Reproduce the records that follow in full, excluding any picture they contain.

----------------

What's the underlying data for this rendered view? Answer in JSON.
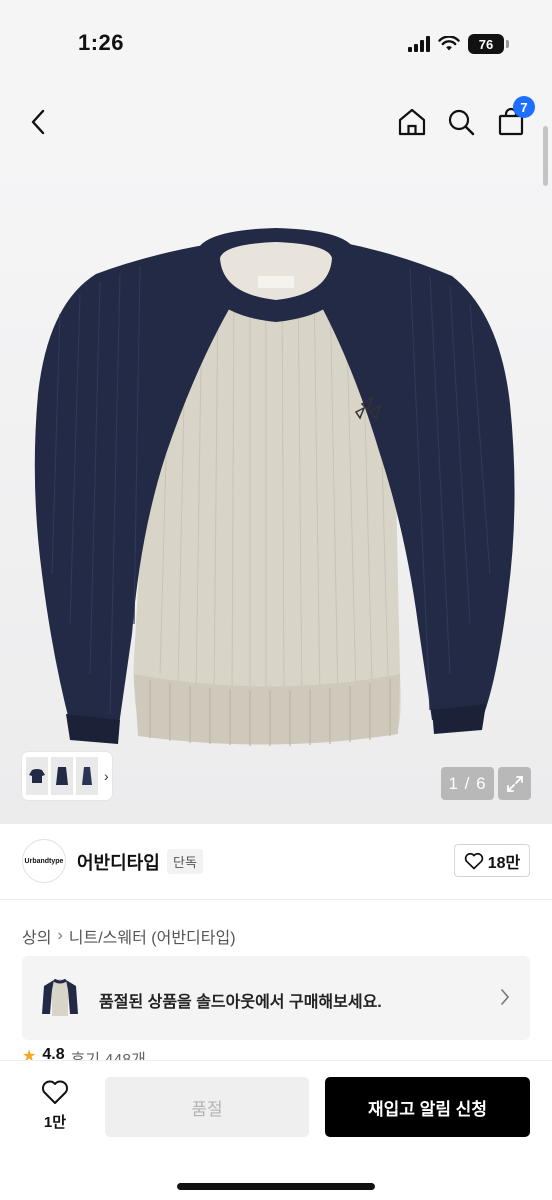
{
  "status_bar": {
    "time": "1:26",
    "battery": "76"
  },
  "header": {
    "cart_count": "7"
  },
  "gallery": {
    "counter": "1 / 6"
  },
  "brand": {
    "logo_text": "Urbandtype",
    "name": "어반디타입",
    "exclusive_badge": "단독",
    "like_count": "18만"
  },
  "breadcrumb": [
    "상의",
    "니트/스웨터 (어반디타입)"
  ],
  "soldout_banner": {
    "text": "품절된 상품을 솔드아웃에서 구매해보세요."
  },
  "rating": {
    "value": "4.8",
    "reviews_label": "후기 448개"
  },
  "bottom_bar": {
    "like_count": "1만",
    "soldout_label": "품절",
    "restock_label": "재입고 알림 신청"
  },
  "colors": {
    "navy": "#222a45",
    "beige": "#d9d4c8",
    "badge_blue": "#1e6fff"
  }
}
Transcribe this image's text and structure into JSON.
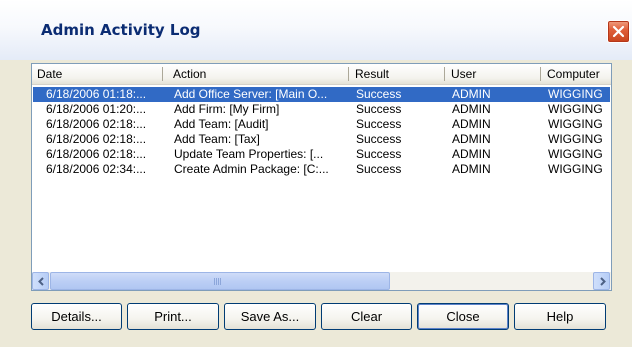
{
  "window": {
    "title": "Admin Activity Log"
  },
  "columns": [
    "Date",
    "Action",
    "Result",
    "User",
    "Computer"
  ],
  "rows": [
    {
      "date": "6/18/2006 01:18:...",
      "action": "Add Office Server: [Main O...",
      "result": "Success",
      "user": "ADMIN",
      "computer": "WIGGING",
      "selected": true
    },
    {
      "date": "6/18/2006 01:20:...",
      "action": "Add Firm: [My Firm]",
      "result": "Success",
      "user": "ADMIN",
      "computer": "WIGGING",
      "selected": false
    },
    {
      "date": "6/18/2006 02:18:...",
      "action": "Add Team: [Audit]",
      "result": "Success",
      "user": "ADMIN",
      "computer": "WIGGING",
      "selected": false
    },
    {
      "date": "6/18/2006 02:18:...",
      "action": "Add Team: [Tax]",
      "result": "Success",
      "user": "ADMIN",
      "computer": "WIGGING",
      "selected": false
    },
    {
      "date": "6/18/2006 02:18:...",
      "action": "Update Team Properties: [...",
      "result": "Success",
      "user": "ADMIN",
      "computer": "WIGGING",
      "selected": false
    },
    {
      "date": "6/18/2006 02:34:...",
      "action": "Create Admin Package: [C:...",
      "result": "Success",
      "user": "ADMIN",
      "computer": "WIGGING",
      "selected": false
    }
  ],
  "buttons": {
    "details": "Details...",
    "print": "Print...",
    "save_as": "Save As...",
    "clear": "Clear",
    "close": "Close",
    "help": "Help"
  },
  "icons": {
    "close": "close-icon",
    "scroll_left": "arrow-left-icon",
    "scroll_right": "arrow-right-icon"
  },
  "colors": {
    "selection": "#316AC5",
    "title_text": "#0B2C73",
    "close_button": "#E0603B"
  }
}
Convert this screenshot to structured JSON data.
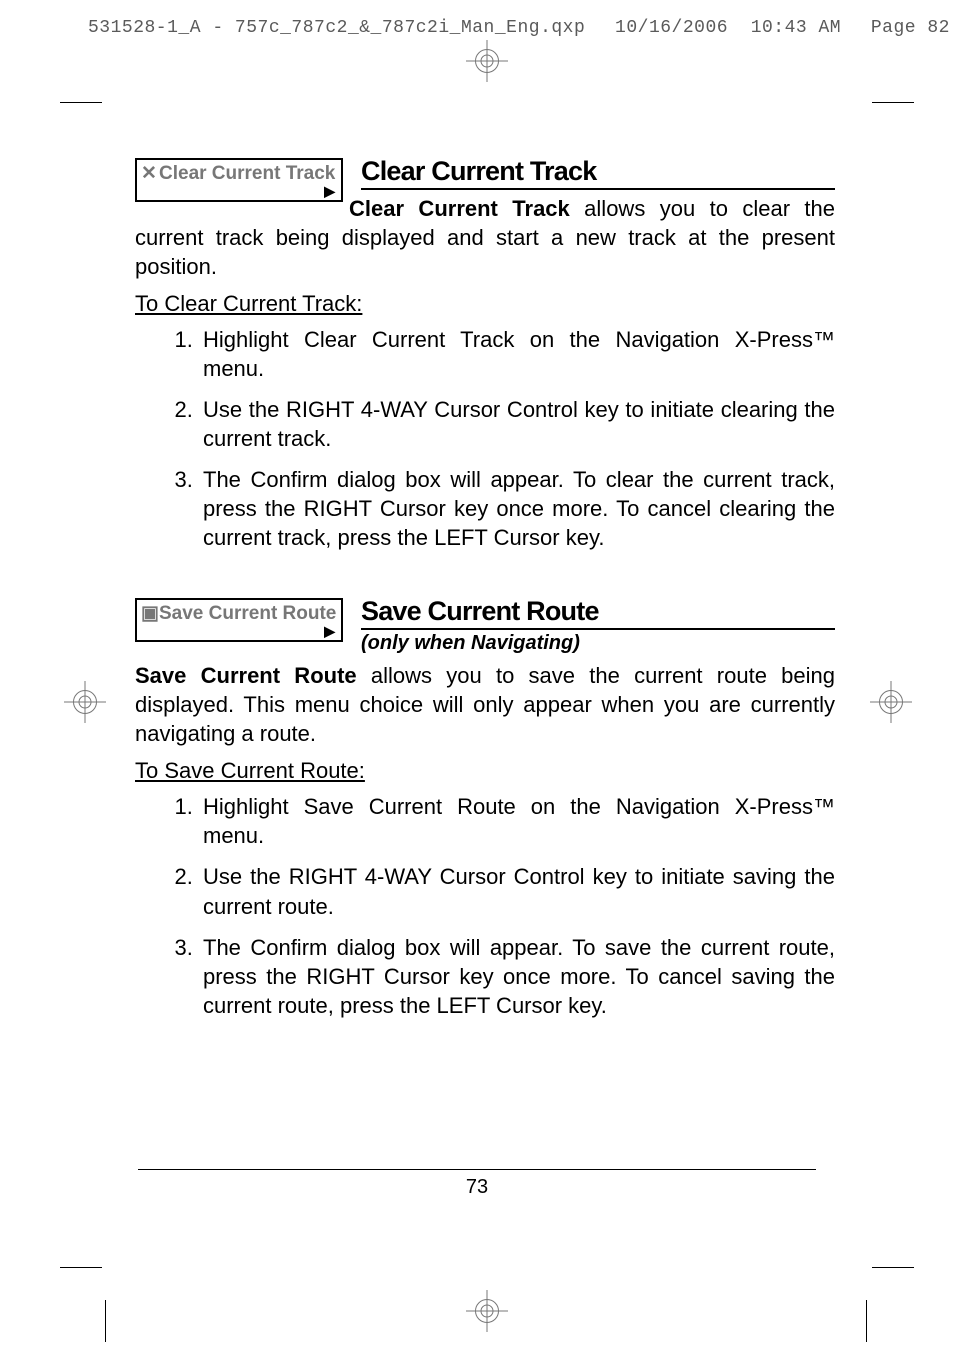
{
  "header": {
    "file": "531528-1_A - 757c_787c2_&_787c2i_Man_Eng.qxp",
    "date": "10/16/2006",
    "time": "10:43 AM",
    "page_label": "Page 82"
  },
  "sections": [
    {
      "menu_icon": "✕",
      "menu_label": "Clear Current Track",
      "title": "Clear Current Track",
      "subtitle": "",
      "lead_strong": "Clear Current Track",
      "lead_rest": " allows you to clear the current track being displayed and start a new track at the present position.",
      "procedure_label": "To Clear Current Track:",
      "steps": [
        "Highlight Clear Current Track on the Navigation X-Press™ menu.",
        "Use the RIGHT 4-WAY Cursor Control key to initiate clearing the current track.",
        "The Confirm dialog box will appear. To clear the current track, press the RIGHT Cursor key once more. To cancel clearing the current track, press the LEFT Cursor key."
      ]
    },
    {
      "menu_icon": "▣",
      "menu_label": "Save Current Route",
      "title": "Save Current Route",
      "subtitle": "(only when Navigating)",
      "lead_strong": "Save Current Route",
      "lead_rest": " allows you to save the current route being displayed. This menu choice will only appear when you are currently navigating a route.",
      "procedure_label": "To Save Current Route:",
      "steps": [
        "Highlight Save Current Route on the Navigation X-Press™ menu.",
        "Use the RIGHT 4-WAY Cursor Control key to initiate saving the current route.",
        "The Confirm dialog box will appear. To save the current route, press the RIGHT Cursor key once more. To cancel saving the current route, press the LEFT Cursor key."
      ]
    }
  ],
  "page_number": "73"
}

----------------

▸ **Solution for this task**:
What's the underlying data for this rendered view? Answer in JSON.
{
  "status_bar": {
    "time": "1:26",
    "battery": "76"
  },
  "header": {
    "cart_count": "7"
  },
  "gallery": {
    "counter": "1 / 6"
  },
  "brand": {
    "logo_text": "Urbandtype",
    "name": "어반디타입",
    "exclusive_badge": "단독",
    "like_count": "18만"
  },
  "breadcrumb": [
    "상의",
    "니트/스웨터 (어반디타입)"
  ],
  "soldout_banner": {
    "text": "품절된 상품을 솔드아웃에서 구매해보세요."
  },
  "rating": {
    "value": "4.8",
    "reviews_label": "후기 448개"
  },
  "bottom_bar": {
    "like_count": "1만",
    "soldout_label": "품절",
    "restock_label": "재입고 알림 신청"
  },
  "colors": {
    "navy": "#222a45",
    "beige": "#d9d4c8",
    "badge_blue": "#1e6fff"
  }
}
Transcribe this image's text and structure into JSON.
{
  "window": {
    "title": "Admin Activity Log"
  },
  "columns": [
    "Date",
    "Action",
    "Result",
    "User",
    "Computer"
  ],
  "rows": [
    {
      "date": "6/18/2006 01:18:...",
      "action": "Add Office Server: [Main O...",
      "result": "Success",
      "user": "ADMIN",
      "computer": "WIGGING",
      "selected": true
    },
    {
      "date": "6/18/2006 01:20:...",
      "action": "Add Firm: [My Firm]",
      "result": "Success",
      "user": "ADMIN",
      "computer": "WIGGING",
      "selected": false
    },
    {
      "date": "6/18/2006 02:18:...",
      "action": "Add Team: [Audit]",
      "result": "Success",
      "user": "ADMIN",
      "computer": "WIGGING",
      "selected": false
    },
    {
      "date": "6/18/2006 02:18:...",
      "action": "Add Team: [Tax]",
      "result": "Success",
      "user": "ADMIN",
      "computer": "WIGGING",
      "selected": false
    },
    {
      "date": "6/18/2006 02:18:...",
      "action": "Update Team Properties: [...",
      "result": "Success",
      "user": "ADMIN",
      "computer": "WIGGING",
      "selected": false
    },
    {
      "date": "6/18/2006 02:34:...",
      "action": "Create Admin Package: [C:...",
      "result": "Success",
      "user": "ADMIN",
      "computer": "WIGGING",
      "selected": false
    }
  ],
  "buttons": {
    "details": "Details...",
    "print": "Print...",
    "save_as": "Save As...",
    "clear": "Clear",
    "close": "Close",
    "help": "Help"
  },
  "icons": {
    "close": "close-icon",
    "scroll_left": "arrow-left-icon",
    "scroll_right": "arrow-right-icon"
  },
  "colors": {
    "selection": "#316AC5",
    "title_text": "#0B2C73",
    "close_button": "#E0603B"
  }
}
Convert this screenshot to structured JSON data.
{
  "header": {
    "file": "531528-1_A - 757c_787c2_&_787c2i_Man_Eng.qxp",
    "date": "10/16/2006",
    "time": "10:43 AM",
    "page_label": "Page 82"
  },
  "sections": [
    {
      "menu_icon": "✕",
      "menu_label": "Clear Current Track",
      "title": "Clear Current Track",
      "subtitle": "",
      "lead_strong": "Clear Current Track",
      "lead_rest": " allows you to clear the current track being displayed and start a new track at the present position.",
      "procedure_label": "To Clear Current Track:",
      "steps": [
        "Highlight Clear Current Track on the Navigation X-Press™ menu.",
        "Use the RIGHT 4-WAY Cursor Control key to initiate clearing the current track.",
        "The Confirm dialog box will appear. To clear the current track, press the RIGHT Cursor key once more. To cancel clearing the current track, press the LEFT Cursor key."
      ]
    },
    {
      "menu_icon": "▣",
      "menu_label": "Save Current Route",
      "title": "Save Current Route",
      "subtitle": "(only when Navigating)",
      "lead_strong": "Save Current Route",
      "lead_rest": " allows you to save the current route being displayed. This menu choice will only appear when you are currently navigating a route.",
      "procedure_label": "To Save Current Route:",
      "steps": [
        "Highlight Save Current Route on the Navigation X-Press™ menu.",
        "Use the RIGHT 4-WAY Cursor Control key to initiate saving the current route.",
        "The Confirm dialog box will appear. To save the current route, press the RIGHT Cursor key once more. To cancel saving the current route, press the LEFT Cursor key."
      ]
    }
  ],
  "page_number": "73"
}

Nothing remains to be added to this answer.